● **Exercise brief**
In the records that follow, locate every line with "Cube" and extract it.

[Items from a figure collection]
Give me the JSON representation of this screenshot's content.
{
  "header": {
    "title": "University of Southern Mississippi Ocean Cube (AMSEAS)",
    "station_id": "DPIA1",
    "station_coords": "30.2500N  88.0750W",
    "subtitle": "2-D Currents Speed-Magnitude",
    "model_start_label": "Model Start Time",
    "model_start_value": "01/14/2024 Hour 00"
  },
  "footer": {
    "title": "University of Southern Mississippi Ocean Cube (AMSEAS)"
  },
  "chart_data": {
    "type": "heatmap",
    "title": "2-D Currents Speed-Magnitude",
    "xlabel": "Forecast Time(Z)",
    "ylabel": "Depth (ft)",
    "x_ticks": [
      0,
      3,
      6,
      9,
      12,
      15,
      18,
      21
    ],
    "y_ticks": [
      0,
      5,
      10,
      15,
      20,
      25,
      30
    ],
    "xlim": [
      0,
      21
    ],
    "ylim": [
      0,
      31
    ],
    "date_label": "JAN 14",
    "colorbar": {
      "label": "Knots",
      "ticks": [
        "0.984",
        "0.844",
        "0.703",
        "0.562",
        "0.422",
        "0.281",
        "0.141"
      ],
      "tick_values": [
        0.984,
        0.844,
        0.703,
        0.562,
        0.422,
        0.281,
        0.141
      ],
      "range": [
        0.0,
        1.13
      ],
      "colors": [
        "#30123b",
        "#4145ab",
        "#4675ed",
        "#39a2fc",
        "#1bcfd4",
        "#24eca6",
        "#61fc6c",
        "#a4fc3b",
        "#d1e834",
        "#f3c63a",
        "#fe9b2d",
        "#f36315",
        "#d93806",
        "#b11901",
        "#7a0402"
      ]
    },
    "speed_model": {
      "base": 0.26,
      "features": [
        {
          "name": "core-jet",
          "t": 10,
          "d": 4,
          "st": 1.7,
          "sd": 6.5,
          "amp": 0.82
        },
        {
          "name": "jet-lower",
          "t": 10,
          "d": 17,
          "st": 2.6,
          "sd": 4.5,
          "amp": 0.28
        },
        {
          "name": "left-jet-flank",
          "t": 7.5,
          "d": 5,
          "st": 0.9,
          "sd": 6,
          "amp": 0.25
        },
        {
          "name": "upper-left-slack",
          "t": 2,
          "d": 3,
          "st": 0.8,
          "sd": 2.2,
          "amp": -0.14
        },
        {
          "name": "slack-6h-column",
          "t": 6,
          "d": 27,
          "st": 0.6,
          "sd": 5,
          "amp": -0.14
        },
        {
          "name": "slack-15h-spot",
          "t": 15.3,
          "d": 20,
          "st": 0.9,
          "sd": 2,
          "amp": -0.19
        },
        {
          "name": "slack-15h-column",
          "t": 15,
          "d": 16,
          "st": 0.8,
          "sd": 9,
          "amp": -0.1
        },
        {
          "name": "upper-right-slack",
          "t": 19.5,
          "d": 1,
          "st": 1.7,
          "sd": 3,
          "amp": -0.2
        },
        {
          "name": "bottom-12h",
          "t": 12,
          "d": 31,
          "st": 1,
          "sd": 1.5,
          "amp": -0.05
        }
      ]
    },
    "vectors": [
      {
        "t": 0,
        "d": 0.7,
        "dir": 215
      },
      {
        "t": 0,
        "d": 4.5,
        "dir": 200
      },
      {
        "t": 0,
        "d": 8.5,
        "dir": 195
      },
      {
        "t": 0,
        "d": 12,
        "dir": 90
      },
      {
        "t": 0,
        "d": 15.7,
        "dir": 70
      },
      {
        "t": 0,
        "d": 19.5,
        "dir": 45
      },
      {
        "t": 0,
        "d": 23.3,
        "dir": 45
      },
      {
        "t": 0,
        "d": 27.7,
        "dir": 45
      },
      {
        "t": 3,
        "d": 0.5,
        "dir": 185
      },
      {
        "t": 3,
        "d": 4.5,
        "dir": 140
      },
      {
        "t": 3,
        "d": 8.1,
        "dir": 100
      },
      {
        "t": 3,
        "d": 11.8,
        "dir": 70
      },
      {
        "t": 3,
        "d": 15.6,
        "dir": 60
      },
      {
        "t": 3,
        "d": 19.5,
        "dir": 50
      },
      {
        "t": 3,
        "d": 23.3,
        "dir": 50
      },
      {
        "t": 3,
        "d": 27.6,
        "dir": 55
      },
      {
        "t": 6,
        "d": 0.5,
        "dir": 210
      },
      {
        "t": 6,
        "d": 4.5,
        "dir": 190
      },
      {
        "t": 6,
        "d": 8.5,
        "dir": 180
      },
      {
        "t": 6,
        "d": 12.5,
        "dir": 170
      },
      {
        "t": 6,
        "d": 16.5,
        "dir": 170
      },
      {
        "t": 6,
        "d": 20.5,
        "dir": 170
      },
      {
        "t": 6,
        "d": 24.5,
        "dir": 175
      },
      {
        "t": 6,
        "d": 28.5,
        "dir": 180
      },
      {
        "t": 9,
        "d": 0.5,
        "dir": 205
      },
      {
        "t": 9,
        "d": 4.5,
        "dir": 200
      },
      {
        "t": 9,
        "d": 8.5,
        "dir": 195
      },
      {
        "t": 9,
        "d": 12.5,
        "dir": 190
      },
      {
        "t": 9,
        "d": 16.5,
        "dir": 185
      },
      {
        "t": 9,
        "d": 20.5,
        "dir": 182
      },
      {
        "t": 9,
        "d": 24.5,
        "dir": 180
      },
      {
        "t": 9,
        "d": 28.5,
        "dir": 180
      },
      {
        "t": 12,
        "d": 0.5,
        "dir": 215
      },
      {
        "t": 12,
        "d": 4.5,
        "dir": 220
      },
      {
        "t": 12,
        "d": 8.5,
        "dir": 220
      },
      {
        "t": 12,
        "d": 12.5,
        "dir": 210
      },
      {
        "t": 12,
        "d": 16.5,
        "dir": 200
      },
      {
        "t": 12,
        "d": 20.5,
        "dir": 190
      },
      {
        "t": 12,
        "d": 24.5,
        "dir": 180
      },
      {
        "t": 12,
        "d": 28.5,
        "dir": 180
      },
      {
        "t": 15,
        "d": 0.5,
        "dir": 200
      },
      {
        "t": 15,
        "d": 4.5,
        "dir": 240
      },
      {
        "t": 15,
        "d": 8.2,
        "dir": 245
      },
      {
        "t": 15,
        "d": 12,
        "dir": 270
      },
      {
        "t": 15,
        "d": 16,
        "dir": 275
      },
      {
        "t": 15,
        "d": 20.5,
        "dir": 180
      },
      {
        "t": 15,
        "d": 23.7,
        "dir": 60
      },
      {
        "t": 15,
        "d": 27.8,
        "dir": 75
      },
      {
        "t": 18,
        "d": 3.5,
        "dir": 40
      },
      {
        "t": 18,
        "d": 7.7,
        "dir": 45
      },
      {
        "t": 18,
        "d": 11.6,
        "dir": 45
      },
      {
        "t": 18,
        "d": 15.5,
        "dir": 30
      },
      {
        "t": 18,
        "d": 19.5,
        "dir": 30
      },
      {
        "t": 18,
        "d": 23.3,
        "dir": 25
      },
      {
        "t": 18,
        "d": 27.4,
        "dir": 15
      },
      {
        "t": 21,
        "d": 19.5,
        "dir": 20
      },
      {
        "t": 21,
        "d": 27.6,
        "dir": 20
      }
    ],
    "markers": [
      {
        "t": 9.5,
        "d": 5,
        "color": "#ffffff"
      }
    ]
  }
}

● **Exercise solution**
    "title": "University of Southern Mississippi Ocean Cube (AMSEAS)",
    "title": "University of Southern Mississippi Ocean Cube (AMSEAS)"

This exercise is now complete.